SHORT PROBLEM: Set out each line from the following listing that includes the word "emoji".

* * *

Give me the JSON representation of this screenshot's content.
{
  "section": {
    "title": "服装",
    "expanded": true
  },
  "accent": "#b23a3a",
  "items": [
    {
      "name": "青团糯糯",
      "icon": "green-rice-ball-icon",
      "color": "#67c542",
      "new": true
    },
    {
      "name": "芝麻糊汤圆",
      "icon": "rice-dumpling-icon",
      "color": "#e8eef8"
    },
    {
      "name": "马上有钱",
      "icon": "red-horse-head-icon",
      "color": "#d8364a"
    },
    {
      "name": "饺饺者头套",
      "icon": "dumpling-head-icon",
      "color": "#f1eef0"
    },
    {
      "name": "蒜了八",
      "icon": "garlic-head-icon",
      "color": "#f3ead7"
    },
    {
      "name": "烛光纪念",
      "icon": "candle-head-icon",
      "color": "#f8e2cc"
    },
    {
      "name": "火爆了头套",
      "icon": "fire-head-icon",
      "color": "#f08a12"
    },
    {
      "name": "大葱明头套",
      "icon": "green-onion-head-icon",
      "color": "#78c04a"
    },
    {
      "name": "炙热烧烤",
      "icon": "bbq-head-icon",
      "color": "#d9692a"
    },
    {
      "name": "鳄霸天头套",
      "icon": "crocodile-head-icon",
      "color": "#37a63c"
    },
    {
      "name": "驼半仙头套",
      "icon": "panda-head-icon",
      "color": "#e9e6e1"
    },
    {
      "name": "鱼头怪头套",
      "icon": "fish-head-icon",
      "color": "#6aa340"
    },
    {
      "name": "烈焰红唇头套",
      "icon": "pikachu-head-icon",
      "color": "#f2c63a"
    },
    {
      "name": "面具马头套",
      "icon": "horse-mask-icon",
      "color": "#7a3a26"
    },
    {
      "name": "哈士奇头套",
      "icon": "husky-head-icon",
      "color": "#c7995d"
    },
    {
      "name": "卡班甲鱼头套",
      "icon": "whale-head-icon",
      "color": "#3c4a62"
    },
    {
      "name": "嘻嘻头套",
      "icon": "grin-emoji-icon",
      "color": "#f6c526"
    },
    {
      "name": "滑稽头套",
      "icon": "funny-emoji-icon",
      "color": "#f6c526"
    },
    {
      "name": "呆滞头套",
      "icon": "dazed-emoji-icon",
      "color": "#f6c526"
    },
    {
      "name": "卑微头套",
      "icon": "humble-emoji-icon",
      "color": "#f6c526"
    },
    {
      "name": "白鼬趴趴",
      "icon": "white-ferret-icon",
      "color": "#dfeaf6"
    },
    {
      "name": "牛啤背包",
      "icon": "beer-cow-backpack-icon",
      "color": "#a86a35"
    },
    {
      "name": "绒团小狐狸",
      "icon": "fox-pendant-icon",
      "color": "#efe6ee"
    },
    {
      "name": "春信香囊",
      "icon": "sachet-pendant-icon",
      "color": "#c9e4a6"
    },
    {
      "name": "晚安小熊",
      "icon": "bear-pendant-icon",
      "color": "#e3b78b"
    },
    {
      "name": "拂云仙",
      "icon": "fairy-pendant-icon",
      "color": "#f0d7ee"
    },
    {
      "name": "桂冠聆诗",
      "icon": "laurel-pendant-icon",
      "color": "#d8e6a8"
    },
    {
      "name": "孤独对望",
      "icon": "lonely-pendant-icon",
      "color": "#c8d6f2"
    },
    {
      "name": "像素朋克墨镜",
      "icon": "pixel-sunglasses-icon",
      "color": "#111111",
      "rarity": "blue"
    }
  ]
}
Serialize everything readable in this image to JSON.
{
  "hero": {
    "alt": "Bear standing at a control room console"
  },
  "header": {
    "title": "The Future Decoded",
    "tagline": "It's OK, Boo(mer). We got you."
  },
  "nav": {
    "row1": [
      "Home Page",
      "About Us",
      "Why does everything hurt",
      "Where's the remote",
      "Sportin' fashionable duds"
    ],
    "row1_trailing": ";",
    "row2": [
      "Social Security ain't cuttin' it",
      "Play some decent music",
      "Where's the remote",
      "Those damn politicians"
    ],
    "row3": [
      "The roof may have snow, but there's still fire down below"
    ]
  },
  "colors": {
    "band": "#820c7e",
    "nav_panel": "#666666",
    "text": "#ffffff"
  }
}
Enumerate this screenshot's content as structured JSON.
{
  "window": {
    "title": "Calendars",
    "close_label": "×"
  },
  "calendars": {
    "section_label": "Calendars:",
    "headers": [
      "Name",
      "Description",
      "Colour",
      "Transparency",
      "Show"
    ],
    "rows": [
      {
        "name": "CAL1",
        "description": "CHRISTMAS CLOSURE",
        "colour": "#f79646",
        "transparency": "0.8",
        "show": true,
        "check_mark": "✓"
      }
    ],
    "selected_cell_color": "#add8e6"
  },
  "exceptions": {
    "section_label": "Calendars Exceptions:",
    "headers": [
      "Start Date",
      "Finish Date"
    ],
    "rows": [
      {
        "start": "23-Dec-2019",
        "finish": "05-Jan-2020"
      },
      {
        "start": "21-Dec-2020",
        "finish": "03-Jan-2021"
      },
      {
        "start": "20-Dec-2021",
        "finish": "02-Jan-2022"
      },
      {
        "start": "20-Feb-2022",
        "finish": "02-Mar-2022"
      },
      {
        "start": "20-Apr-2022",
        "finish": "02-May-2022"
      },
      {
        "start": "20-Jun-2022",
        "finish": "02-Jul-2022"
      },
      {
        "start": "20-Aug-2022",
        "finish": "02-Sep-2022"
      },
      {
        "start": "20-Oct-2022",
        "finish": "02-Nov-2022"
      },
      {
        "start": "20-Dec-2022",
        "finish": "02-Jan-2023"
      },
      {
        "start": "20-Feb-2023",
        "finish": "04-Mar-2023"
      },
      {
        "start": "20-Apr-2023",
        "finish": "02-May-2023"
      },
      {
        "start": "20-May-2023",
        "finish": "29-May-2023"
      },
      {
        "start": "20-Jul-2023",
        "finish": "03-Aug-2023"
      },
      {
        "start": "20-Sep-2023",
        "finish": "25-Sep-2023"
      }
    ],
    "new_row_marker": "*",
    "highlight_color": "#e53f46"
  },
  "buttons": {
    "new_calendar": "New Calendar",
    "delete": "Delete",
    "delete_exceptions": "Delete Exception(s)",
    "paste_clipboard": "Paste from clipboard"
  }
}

* * *

EXERCISE RESPONSE:
      "icon": "grin-emoji-icon",
      "icon": "funny-emoji-icon",
      "icon": "dazed-emoji-icon",
      "icon": "humble-emoji-icon",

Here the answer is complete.